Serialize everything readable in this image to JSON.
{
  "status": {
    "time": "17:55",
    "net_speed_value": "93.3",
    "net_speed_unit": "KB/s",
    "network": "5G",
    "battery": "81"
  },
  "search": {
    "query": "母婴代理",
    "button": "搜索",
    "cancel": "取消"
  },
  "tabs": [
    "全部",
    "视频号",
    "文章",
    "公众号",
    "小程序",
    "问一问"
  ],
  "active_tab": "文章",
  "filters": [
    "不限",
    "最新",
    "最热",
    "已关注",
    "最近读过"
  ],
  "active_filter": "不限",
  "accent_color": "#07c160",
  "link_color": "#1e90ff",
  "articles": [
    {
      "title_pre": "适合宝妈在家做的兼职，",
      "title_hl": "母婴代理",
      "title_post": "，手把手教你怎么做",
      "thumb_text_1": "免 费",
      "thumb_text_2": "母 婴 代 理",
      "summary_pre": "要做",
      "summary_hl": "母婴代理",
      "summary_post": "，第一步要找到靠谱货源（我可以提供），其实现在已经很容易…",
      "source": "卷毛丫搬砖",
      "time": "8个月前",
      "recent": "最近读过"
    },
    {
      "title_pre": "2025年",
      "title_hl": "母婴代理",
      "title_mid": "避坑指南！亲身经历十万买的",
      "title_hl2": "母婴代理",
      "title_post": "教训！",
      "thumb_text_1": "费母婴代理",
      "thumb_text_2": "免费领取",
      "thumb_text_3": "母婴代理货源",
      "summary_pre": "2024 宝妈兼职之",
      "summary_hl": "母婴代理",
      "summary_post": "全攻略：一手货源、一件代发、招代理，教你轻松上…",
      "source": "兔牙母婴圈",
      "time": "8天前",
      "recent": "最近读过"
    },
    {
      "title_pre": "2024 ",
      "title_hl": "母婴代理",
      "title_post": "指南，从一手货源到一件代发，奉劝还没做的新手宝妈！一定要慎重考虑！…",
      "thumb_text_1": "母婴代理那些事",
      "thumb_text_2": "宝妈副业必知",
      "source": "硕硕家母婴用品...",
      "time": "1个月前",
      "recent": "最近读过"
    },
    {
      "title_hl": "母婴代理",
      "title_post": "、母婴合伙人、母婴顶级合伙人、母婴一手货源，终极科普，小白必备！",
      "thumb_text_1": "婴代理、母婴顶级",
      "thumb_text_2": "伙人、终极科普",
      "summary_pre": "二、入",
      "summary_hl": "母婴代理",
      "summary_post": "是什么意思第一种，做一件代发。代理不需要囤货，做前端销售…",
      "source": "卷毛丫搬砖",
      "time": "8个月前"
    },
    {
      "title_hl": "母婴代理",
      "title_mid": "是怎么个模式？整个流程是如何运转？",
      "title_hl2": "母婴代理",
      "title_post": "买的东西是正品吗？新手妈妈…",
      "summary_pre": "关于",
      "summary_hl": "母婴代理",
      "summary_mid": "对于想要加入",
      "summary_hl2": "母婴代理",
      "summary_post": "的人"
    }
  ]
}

# What the task requires
Extract all lines from the data in which "终极科普" is found.

# Full output
      "title_post": "、母婴合伙人、母婴顶级合伙人、母婴一手货源，终极科普，小白必备！",
      "thumb_text_2": "伙人、终极科普",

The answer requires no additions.